■ THE EXERCISE ■
Leave out the pictures; transcribe all else exactly.

_____

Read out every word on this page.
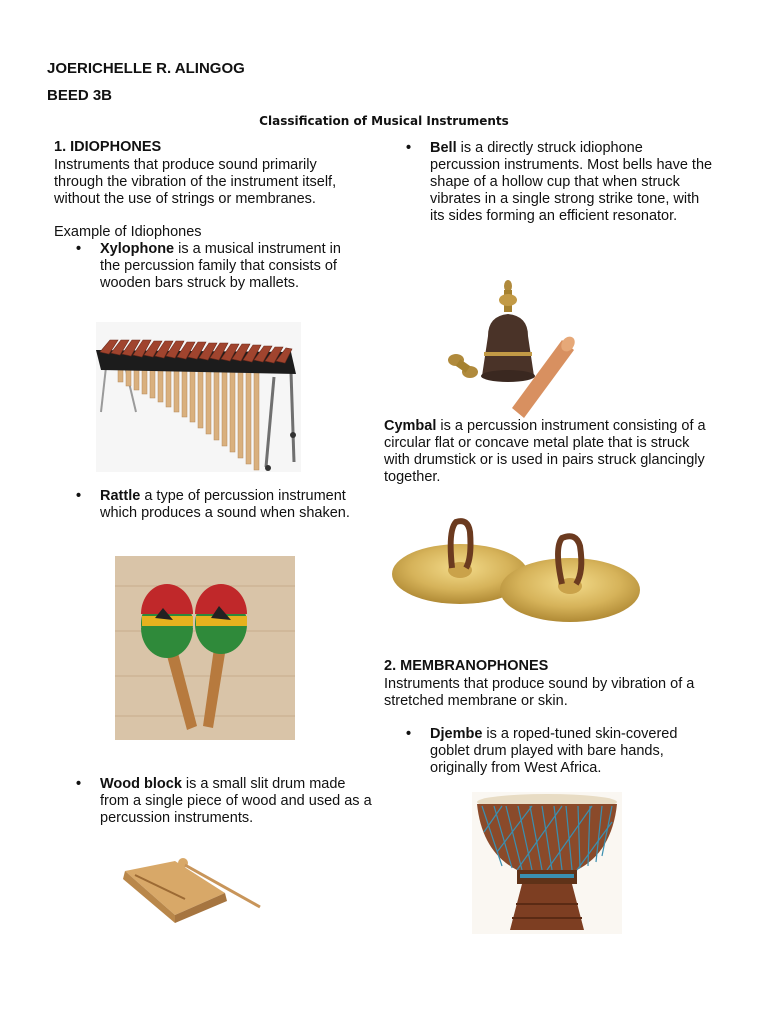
JOERICHELLE R. ALINGOG
BEED 3B
Classification of Musical Instruments
1. IDIOPHONES
Instruments that produce sound primarily through the vibration of the instrument itself, without the use of strings or membranes.
Example of Idiophones
• Xylophone is a musical instrument in the percussion family that consists of wooden bars struck by mallets.
• Rattle a type of percussion instrument which produces a sound when shaken.
• Wood block is a small slit drum made from a single piece of wood and used as a percussion instruments.
• Bell is a directly struck idiophone percussion instruments. Most bells have the shape of a hollow cup that when struck vibrates in a single strong strike tone, with its sides forming an efficient resonator.
Cymbal is a percussion instrument consisting of a circular flat or concave metal plate that is struck with drumstick or is used in pairs struck glancingly together.
2. MEMBRANOPHONES
Instruments that produce sound by vibration of a stretched membrane or skin.
• Djembe is a roped-tuned skin-covered goblet drum played with bare hands, originally from West Africa.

_____

■ EXERCISE RESULT ■
Read out every word on this page.
JOERICHELLE R. ALINGOG
BEED 3B
Classification of Musical Instruments
1. IDIOPHONES
Instruments that produce sound primarily through the vibration of the instrument itself, without the use of strings or membranes.
Example of Idiophones
• Xylophone is a musical instrument in the percussion family that consists of wooden bars struck by mallets.
• Rattle a type of percussion instrument which produces a sound when shaken.
• Wood block is a small slit drum made from a single piece of wood and used as a percussion instruments.
• Bell is a directly struck idiophone percussion instruments. Most bells have the shape of a hollow cup that when struck vibrates in a single strong strike tone, with its sides forming an efficient resonator.
Cymbal is a percussion instrument consisting of a circular flat or concave metal plate that is struck with drumstick or is used in pairs struck glancingly together.
2. MEMBRANOPHONES
Instruments that produce sound by vibration of a stretched membrane or skin.
• Djembe is a roped-tuned skin-covered goblet drum played with bare hands, originally from West Africa.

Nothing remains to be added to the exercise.